WHAT IS NEEDED:
Update the items from the start through the line containing "cell-friction-angle: 24: [990, 344, 1145, 391]" by replacing "coal" with "lignite" and leaving everything else unchanged. Return only those lines.

SUPPLIED RECORDS:
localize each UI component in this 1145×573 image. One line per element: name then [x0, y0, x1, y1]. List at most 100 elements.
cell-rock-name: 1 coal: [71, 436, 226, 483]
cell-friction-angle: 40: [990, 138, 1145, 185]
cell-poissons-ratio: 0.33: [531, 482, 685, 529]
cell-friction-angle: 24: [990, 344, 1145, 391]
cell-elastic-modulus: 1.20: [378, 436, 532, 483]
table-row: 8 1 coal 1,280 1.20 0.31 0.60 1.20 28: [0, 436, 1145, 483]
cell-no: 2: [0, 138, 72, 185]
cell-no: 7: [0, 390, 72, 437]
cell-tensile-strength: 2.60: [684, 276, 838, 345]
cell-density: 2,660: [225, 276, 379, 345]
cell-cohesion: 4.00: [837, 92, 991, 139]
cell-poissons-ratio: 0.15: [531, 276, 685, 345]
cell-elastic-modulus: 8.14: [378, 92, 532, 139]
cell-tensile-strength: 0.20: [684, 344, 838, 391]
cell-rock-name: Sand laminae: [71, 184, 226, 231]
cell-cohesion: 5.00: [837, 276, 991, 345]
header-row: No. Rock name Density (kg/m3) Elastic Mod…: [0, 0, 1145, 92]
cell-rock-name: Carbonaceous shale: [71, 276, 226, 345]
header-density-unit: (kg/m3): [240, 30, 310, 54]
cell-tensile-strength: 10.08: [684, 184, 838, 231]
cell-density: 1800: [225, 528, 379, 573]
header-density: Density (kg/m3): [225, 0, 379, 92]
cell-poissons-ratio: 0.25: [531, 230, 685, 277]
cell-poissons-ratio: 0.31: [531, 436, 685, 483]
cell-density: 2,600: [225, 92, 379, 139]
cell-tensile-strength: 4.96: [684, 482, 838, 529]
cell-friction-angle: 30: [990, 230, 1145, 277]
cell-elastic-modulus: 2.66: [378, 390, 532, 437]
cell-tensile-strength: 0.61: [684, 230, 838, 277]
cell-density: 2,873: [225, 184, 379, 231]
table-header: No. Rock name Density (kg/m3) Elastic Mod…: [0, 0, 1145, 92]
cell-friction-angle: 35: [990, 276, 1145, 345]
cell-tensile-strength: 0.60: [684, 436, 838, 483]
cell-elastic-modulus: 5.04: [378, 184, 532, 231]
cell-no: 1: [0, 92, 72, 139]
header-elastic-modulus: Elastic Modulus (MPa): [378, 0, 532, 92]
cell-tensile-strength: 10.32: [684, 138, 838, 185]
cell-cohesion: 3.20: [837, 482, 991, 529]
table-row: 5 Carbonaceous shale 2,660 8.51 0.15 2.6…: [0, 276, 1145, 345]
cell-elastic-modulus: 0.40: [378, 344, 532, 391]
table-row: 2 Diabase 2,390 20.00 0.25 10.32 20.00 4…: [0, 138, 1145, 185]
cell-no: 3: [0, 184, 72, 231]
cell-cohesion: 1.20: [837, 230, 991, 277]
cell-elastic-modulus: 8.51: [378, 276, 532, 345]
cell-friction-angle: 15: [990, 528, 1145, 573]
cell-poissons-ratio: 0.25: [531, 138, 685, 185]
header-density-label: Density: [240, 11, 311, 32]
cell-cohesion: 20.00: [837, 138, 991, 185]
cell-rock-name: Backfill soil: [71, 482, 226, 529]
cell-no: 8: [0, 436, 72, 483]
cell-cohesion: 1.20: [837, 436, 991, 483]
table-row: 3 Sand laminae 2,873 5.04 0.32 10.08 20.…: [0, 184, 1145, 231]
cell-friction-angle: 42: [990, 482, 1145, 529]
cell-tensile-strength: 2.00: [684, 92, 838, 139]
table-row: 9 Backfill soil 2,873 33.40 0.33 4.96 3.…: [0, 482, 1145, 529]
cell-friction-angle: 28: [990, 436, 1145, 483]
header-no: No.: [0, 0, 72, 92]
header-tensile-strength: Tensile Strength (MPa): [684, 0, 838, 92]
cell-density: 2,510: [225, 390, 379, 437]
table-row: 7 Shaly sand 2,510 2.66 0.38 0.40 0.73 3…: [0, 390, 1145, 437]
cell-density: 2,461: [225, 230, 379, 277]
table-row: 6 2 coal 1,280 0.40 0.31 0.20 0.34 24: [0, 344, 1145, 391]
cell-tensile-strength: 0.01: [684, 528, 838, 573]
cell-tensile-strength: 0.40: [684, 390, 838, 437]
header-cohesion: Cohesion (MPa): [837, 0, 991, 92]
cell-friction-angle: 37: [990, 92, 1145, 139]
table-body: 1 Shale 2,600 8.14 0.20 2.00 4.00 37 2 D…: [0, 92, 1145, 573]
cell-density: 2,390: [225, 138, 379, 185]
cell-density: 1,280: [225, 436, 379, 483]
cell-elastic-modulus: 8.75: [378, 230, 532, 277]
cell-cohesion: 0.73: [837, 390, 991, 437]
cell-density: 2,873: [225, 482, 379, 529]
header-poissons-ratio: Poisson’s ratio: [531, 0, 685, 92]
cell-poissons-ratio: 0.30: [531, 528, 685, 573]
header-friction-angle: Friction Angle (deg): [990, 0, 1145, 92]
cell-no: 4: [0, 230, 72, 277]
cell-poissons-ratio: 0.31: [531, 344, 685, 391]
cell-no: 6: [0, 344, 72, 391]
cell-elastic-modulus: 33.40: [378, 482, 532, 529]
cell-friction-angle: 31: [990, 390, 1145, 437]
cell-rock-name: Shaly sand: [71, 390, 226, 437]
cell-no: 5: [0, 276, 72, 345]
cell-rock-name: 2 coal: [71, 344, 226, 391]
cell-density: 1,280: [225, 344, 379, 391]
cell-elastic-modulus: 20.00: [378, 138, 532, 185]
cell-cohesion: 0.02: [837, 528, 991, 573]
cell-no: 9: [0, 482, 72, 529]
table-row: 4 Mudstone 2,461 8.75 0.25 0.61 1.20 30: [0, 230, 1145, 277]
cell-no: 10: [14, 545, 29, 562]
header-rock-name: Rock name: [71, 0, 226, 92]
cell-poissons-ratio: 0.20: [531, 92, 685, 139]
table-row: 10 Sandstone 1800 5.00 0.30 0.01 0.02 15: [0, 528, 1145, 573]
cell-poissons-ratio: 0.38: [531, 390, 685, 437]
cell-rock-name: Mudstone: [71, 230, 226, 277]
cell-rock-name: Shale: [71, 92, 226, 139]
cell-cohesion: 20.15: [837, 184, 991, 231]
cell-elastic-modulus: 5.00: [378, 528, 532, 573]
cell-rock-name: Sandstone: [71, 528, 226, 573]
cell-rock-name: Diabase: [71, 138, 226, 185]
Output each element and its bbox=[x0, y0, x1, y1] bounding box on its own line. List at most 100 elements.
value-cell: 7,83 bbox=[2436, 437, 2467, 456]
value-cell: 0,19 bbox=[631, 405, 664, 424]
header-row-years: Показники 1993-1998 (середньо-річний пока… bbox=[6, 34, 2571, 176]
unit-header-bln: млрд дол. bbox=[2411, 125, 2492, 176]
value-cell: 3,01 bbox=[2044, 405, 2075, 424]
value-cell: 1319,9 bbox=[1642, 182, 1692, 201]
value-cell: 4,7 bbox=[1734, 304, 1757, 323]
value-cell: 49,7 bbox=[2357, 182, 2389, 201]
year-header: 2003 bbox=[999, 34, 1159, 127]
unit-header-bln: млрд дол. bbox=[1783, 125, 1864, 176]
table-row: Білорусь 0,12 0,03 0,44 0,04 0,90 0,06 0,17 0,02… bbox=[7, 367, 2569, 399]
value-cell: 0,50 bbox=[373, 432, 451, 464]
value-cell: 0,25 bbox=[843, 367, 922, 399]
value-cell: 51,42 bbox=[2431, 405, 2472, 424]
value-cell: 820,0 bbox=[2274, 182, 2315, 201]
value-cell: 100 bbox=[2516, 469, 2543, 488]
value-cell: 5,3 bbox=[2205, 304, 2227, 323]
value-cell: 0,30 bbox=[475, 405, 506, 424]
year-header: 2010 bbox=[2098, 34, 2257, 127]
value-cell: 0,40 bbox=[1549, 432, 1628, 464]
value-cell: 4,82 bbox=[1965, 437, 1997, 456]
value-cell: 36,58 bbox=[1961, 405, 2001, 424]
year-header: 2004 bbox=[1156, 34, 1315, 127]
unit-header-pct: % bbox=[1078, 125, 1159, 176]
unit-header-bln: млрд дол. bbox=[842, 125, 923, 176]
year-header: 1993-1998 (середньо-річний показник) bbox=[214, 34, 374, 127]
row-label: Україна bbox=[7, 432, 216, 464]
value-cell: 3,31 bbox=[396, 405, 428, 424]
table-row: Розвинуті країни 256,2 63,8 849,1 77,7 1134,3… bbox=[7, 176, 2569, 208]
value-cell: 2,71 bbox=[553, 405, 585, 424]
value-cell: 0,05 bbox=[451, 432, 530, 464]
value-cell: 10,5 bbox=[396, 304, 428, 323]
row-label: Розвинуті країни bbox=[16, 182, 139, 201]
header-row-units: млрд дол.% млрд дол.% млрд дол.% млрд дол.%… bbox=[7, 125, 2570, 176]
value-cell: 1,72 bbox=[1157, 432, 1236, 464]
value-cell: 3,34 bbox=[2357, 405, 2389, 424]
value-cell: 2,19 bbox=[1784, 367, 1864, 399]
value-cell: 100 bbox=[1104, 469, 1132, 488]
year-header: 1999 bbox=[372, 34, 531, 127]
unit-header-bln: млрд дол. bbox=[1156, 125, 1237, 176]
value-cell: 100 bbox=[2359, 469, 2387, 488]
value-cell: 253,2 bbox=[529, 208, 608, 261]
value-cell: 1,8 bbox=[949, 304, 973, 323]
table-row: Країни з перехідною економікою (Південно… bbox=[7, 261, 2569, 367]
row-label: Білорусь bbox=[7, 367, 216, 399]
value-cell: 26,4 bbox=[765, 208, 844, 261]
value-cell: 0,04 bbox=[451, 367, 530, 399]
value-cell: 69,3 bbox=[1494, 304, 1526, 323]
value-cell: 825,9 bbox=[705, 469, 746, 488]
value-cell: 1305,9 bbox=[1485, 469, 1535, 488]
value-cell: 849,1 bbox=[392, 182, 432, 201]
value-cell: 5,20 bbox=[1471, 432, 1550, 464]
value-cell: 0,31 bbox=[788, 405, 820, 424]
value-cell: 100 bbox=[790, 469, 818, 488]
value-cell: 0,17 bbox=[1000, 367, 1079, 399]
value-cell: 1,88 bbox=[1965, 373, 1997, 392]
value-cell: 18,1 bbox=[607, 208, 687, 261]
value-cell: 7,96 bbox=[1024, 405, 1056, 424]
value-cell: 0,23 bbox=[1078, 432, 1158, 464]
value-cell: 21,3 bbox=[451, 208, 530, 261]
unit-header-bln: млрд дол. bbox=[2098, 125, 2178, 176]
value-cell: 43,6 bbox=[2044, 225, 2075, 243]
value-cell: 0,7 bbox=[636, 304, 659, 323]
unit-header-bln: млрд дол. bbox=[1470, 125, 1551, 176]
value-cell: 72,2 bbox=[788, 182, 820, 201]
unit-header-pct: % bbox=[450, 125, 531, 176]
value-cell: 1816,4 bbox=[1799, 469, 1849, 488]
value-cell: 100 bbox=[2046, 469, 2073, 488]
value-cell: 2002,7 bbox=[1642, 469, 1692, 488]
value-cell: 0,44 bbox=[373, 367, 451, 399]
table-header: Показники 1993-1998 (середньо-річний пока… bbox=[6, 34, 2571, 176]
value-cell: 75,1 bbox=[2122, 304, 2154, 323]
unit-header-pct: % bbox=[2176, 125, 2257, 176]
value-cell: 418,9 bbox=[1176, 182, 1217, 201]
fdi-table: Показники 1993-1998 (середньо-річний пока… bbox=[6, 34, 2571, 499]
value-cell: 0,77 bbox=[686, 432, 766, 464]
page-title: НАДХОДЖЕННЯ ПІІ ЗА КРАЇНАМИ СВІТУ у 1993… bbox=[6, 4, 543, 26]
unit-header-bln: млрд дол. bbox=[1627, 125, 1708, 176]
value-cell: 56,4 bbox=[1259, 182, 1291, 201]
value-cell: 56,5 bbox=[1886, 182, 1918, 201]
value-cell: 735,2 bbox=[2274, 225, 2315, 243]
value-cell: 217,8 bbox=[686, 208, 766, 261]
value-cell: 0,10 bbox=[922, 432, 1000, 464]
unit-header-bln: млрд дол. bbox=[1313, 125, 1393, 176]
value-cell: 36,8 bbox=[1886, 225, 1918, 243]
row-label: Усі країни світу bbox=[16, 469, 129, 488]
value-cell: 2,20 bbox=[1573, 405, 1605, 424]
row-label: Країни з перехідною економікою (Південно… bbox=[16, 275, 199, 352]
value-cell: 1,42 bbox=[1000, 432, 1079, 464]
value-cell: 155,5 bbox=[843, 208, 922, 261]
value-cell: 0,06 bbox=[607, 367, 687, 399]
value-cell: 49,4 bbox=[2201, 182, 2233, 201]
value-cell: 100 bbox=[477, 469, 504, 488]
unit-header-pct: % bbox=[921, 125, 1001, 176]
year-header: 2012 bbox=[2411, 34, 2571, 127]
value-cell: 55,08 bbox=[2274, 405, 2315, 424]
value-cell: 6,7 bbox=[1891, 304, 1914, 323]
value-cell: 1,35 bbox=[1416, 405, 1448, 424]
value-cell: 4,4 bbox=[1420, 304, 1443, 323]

RESULT FOR THIS TASK:
localize each UI component in this 1145×573 image. One line per element: name then [x0, y0, x1, y1]. List at most 100 elements.
cell-rock-name: 1 lignite: [71, 436, 226, 483]
cell-friction-angle: 40: [990, 138, 1145, 185]
cell-poissons-ratio: 0.33: [531, 482, 685, 529]
cell-friction-angle: 24: [990, 344, 1145, 391]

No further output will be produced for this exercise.